begin Records provided
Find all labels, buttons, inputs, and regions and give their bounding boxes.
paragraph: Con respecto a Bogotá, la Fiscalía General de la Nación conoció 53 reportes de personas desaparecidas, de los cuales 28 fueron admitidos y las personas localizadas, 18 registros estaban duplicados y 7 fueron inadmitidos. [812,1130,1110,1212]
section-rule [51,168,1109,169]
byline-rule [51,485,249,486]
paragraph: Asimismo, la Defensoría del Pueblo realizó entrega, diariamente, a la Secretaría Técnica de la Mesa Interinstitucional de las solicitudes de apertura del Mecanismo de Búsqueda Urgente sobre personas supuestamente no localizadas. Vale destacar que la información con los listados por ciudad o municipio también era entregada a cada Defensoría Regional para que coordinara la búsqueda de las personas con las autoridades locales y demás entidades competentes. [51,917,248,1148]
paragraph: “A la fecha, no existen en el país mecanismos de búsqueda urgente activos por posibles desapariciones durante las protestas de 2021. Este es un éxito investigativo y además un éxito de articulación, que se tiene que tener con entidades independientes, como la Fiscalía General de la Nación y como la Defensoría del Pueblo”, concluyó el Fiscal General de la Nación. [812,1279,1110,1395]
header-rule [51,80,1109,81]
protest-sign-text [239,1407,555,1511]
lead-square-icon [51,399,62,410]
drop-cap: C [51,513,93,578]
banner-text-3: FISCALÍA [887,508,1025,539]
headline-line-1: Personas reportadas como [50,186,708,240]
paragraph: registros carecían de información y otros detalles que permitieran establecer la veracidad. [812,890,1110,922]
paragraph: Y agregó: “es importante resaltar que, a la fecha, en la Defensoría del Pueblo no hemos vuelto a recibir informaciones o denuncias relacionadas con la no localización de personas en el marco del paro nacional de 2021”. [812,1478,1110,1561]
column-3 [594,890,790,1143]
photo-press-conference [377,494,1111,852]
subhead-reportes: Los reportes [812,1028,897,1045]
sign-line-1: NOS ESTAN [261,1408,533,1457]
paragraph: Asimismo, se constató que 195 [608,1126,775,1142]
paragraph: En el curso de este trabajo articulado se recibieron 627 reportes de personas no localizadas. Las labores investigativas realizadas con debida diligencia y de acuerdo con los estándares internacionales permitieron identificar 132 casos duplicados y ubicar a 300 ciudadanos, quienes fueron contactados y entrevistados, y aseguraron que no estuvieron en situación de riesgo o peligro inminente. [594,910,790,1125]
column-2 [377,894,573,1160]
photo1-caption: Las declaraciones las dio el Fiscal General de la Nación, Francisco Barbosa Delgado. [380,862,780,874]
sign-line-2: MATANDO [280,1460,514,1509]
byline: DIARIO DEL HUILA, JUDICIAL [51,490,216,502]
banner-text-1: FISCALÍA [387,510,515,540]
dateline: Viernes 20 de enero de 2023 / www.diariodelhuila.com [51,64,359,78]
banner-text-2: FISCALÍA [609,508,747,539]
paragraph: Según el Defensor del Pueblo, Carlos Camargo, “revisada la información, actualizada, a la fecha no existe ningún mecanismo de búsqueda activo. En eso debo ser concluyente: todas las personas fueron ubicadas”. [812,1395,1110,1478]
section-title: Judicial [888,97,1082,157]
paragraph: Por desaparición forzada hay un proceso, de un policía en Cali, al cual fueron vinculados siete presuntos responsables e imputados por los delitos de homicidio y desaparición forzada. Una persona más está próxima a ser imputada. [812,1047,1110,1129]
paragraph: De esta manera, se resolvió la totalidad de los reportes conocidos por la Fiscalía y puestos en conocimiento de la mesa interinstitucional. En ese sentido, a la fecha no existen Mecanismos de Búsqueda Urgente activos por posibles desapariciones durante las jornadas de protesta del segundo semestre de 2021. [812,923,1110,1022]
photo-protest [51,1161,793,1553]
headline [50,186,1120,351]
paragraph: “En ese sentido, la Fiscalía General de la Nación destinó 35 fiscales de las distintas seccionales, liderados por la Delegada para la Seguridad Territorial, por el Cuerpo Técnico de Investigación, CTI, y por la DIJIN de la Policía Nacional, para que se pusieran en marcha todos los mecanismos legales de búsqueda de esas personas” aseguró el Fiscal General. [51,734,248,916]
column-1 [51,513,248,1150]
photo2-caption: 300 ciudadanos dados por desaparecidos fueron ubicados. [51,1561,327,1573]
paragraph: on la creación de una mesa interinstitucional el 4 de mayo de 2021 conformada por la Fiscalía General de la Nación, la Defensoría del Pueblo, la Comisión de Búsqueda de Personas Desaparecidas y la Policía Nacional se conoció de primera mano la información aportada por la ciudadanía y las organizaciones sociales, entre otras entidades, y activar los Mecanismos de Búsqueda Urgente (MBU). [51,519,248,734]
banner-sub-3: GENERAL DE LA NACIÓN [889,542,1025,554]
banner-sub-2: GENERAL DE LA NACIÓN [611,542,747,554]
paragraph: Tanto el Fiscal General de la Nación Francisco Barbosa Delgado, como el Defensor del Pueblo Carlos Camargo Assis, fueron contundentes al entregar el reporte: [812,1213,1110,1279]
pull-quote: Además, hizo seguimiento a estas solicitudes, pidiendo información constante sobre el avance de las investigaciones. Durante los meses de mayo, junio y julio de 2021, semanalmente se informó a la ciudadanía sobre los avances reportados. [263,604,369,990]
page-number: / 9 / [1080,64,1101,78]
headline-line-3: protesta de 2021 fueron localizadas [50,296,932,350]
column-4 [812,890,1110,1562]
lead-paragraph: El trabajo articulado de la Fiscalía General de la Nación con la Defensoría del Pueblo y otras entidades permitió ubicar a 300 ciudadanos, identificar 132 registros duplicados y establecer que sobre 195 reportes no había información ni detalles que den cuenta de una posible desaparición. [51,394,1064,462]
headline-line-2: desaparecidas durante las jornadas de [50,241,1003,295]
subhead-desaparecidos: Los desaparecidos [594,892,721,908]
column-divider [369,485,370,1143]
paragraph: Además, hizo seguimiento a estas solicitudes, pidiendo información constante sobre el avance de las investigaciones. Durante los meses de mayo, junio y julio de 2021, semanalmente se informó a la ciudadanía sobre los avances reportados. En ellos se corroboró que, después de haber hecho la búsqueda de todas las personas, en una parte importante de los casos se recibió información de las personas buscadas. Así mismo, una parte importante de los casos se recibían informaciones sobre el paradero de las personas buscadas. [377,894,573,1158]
end Records provided
■ Instructions for the task:
Repeat the material word for word, from its first line through the line that contains "paragraph: registros carecían".

■ Answer to the task:
Find all labels, buttons, inputs, and regions and give their bounding boxes.
paragraph: Con respecto a Bogotá, la Fiscalía General de la Nación conoció 53 reportes de personas desaparecidas, de los cuales 28 fueron admitidos y las personas localizadas, 18 registros estaban duplicados y 7 fueron inadmitidos. [812,1130,1110,1212]
section-rule [51,168,1109,169]
byline-rule [51,485,249,486]
paragraph: Asimismo, la Defensoría del Pueblo realizó entrega, diariamente, a la Secretaría Técnica de la Mesa Interinstitucional de las solicitudes de apertura del Mecanismo de Búsqueda Urgente sobre personas supuestamente no localizadas. Vale destacar que la información con los listados por ciudad o municipio también era entregada a cada Defensoría Regional para que coordinara la búsqueda de las personas con las autoridades locales y demás entidades competentes. [51,917,248,1148]
paragraph: “A la fecha, no existen en el país mecanismos de búsqueda urgente activos por posibles desapariciones durante las protestas de 2021. Este es un éxito investigativo y además un éxito de articulación, que se tiene que tener con entidades independientes, como la Fiscalía General de la Nación y como la Defensoría del Pueblo”, concluyó el Fiscal General de la Nación. [812,1279,1110,1395]
header-rule [51,80,1109,81]
protest-sign-text [239,1407,555,1511]
lead-square-icon [51,399,62,410]
drop-cap: C [51,513,93,578]
banner-text-3: FISCALÍA [887,508,1025,539]
headline-line-1: Personas reportadas como [50,186,708,240]
paragraph: registros carecían de información y otros detalles que permitieran establecer la veracidad. [812,890,1110,922]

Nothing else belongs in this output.